## Exercise requirements
Write out every entry exactly as it stands.

## Information given
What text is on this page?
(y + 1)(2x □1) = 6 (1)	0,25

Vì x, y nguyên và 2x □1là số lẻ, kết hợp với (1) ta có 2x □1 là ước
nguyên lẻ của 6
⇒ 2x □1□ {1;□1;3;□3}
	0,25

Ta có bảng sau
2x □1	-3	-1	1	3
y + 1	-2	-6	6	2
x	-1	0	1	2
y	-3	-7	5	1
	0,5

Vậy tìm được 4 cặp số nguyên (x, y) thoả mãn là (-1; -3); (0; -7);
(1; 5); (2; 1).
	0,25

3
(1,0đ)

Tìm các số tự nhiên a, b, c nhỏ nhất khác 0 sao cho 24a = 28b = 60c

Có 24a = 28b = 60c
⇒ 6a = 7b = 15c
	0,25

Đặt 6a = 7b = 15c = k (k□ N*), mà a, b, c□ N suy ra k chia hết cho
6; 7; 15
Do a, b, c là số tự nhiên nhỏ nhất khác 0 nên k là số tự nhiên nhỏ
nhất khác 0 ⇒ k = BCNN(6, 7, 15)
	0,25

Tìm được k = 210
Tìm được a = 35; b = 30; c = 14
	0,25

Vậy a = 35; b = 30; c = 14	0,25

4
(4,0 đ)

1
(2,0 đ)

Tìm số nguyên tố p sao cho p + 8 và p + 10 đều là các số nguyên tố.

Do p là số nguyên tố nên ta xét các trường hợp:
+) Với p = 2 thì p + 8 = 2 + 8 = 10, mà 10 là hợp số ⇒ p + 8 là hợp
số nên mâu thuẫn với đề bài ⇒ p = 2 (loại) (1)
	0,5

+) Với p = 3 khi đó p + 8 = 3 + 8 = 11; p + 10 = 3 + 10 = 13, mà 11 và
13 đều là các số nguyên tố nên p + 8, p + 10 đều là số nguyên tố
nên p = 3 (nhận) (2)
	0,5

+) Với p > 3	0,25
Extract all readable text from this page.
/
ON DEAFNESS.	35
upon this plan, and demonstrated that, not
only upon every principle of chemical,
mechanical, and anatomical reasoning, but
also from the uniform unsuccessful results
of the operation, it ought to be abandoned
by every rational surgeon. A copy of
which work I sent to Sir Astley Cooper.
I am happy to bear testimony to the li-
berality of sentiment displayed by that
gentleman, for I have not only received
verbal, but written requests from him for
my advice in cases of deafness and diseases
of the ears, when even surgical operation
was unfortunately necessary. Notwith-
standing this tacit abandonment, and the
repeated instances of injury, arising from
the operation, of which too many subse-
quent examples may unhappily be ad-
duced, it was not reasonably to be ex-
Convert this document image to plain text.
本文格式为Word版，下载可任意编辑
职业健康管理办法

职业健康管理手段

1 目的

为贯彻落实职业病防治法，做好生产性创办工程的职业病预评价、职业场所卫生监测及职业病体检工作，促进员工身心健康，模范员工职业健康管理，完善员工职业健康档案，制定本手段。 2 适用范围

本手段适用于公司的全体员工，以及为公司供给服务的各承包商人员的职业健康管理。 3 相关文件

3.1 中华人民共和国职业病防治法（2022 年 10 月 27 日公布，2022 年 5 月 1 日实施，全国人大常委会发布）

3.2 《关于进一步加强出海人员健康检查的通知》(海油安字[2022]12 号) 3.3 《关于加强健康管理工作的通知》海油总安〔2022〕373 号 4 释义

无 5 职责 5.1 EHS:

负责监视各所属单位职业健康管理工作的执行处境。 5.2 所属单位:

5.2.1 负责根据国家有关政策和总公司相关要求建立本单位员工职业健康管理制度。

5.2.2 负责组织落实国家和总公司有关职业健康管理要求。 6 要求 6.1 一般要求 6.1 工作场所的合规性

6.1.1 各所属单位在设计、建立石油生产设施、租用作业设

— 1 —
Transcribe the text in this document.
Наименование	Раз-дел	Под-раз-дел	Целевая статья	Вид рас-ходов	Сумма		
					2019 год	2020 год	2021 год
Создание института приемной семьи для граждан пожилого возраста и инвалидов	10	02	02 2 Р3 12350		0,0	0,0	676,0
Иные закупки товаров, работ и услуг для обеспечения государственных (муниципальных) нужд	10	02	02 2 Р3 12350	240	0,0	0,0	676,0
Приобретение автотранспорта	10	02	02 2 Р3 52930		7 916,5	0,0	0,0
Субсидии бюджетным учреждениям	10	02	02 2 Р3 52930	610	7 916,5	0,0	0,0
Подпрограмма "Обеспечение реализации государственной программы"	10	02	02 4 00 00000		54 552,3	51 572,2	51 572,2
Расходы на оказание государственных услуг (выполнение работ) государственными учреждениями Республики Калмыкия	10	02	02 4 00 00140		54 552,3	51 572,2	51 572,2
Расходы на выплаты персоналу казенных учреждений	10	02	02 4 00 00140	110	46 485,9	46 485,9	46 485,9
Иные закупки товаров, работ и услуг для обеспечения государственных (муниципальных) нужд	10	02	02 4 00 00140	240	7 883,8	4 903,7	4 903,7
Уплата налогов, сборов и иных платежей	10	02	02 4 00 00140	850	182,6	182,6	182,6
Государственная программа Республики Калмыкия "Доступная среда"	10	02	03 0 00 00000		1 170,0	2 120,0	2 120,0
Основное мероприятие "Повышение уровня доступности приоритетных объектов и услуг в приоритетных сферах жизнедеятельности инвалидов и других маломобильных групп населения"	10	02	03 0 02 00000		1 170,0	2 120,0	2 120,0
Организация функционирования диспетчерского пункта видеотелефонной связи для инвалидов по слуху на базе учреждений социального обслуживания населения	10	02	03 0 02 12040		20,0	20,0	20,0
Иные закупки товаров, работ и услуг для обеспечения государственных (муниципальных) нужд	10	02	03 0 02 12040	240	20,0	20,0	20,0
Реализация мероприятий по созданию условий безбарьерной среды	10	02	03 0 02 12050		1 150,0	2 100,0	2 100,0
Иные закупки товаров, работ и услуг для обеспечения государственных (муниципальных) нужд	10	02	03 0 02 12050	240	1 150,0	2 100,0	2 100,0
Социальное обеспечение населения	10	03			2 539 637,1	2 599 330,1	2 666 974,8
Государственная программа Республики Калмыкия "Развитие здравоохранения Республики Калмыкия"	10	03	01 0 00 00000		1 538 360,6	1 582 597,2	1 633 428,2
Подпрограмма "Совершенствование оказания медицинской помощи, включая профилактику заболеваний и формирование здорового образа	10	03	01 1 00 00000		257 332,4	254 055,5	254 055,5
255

## Full answer
What text is on this page?
(y + 1)(2x □1) = 6 (1)	0,25

Vì x, y nguyên và 2x □1là số lẻ, kết hợp với (1) ta có 2x □1 là ước
nguyên lẻ của 6
⇒ 2x □1□ {1;□1;3;□3}
	0,25

Ta có bảng sau
2x □1	-3	-1	1	3
y + 1	-2	-6	6	2
x	-1	0	1	2
y	-3	-7	5	1
	0,5

Vậy tìm được 4 cặp số nguyên (x, y) thoả mãn là (-1; -3); (0; -7);
(1; 5); (2; 1).
	0,25

3
(1,0đ)

Tìm các số tự nhiên a, b, c nhỏ nhất khác 0 sao cho 24a = 28b = 60c

Có 24a = 28b = 60c
⇒ 6a = 7b = 15c
	0,25

Đặt 6a = 7b = 15c = k (k□ N*), mà a, b, c□ N suy ra k chia hết cho
6; 7; 15
Do a, b, c là số tự nhiên nhỏ nhất khác 0 nên k là số tự nhiên nhỏ
nhất khác 0 ⇒ k = BCNN(6, 7, 15)
	0,25

Tìm được k = 210
Tìm được a = 35; b = 30; c = 14
	0,25

Vậy a = 35; b = 30; c = 14	0,25

4
(4,0 đ)

1
(2,0 đ)

Tìm số nguyên tố p sao cho p + 8 và p + 10 đều là các số nguyên tố.

Do p là số nguyên tố nên ta xét các trường hợp:
+) Với p = 2 thì p + 8 = 2 + 8 = 10, mà 10 là hợp số ⇒ p + 8 là hợp
số nên mâu thuẫn với đề bài ⇒ p = 2 (loại) (1)
	0,5

+) Với p = 3 khi đó p + 8 = 3 + 8 = 11; p + 10 = 3 + 10 = 13, mà 11 và
13 đều là các số nguyên tố nên p + 8, p + 10 đều là số nguyên tố
nên p = 3 (nhận) (2)
	0,5

+) Với p > 3	0,25
Extract all readable text from this page.
/
ON DEAFNESS.	35
upon this plan, and demonstrated that, not
only upon every principle of chemical,
mechanical, and anatomical reasoning, but
also from the uniform unsuccessful results
of the operation, it ought to be abandoned
by every rational surgeon. A copy of
which work I sent to Sir Astley Cooper.
I am happy to bear testimony to the li-
berality of sentiment displayed by that
gentleman, for I have not only received
verbal, but written requests from him for
my advice in cases of deafness and diseases
of the ears, when even surgical operation
was unfortunately necessary. Notwith-
standing this tacit abandonment, and the
repeated instances of injury, arising from
the operation, of which too many subse-
quent examples may unhappily be ad-
duced, it was not reasonably to be ex-
Convert this document image to plain text.
本文格式为Word版，下载可任意编辑
职业健康管理办法

职业健康管理手段

1 目的

为贯彻落实职业病防治法，做好生产性创办工程的职业病预评价、职业场所卫生监测及职业病体检工作，促进员工身心健康，模范员工职业健康管理，完善员工职业健康档案，制定本手段。 2 适用范围

本手段适用于公司的全体员工，以及为公司供给服务的各承包商人员的职业健康管理。 3 相关文件

3.1 中华人民共和国职业病防治法（2022 年 10 月 27 日公布，2022 年 5 月 1 日实施，全国人大常委会发布）

3.2 《关于进一步加强出海人员健康检查的通知》(海油安字[2022]12 号) 3.3 《关于加强健康管理工作的通知》海油总安〔2022〕373 号 4 释义

无 5 职责 5.1 EHS:

负责监视各所属单位职业健康管理工作的执行处境。 5.2 所属单位:

5.2.1 负责根据国家有关政策和总公司相关要求建立本单位员工职业健康管理制度。

5.2.2 负责组织落实国家和总公司有关职业健康管理要求。 6 要求 6.1 一般要求 6.1 工作场所的合规性

6.1.1 各所属单位在设计、建立石油生产设施、租用作业设

— 1 —
Transcribe the text in this document.
Наименование	Раз-дел	Под-раз-дел	Целевая статья	Вид рас-ходов	Сумма		
					2019 год	2020 год	2021 год
Создание института приемной семьи для граждан пожилого возраста и инвалидов	10	02	02 2 Р3 12350		0,0	0,0	676,0
Иные закупки товаров, работ и услуг для обеспечения государственных (муниципальных) нужд	10	02	02 2 Р3 12350	240	0,0	0,0	676,0
Приобретение автотранспорта	10	02	02 2 Р3 52930		7 916,5	0,0	0,0
Субсидии бюджетным учреждениям	10	02	02 2 Р3 52930	610	7 916,5	0,0	0,0
Подпрограмма "Обеспечение реализации государственной программы"	10	02	02 4 00 00000		54 552,3	51 572,2	51 572,2
Расходы на оказание государственных услуг (выполнение работ) государственными учреждениями Республики Калмыкия	10	02	02 4 00 00140		54 552,3	51 572,2	51 572,2
Расходы на выплаты персоналу казенных учреждений	10	02	02 4 00 00140	110	46 485,9	46 485,9	46 485,9
Иные закупки товаров, работ и услуг для обеспечения государственных (муниципальных) нужд	10	02	02 4 00 00140	240	7 883,8	4 903,7	4 903,7
Уплата налогов, сборов и иных платежей	10	02	02 4 00 00140	850	182,6	182,6	182,6
Государственная программа Республики Калмыкия "Доступная среда"	10	02	03 0 00 00000		1 170,0	2 120,0	2 120,0
Основное мероприятие "Повышение уровня доступности приоритетных объектов и услуг в приоритетных сферах жизнедеятельности инвалидов и других маломобильных групп населения"	10	02	03 0 02 00000		1 170,0	2 120,0	2 120,0
Организация функционирования диспетчерского пункта видеотелефонной связи для инвалидов по слуху на базе учреждений социального обслуживания населения	10	02	03 0 02 12040		20,0	20,0	20,0
Иные закупки товаров, работ и услуг для обеспечения государственных (муниципальных) нужд	10	02	03 0 02 12040	240	20,0	20,0	20,0
Реализация мероприятий по созданию условий безбарьерной среды	10	02	03 0 02 12050		1 150,0	2 100,0	2 100,0
Иные закупки товаров, работ и услуг для обеспечения государственных (муниципальных) нужд	10	02	03 0 02 12050	240	1 150,0	2 100,0	2 100,0
Социальное обеспечение населения	10	03			2 539 637,1	2 599 330,1	2 666 974,8
Государственная программа Республики Калмыкия "Развитие здравоохранения Республики Калмыкия"	10	03	01 0 00 00000		1 538 360,6	1 582 597,2	1 633 428,2
Подпрограмма "Совершенствование оказания медицинской помощи, включая профилактику заболеваний и формирование здорового образа	10	03	01 1 00 00000		257 332,4	254 055,5	254 055,5
255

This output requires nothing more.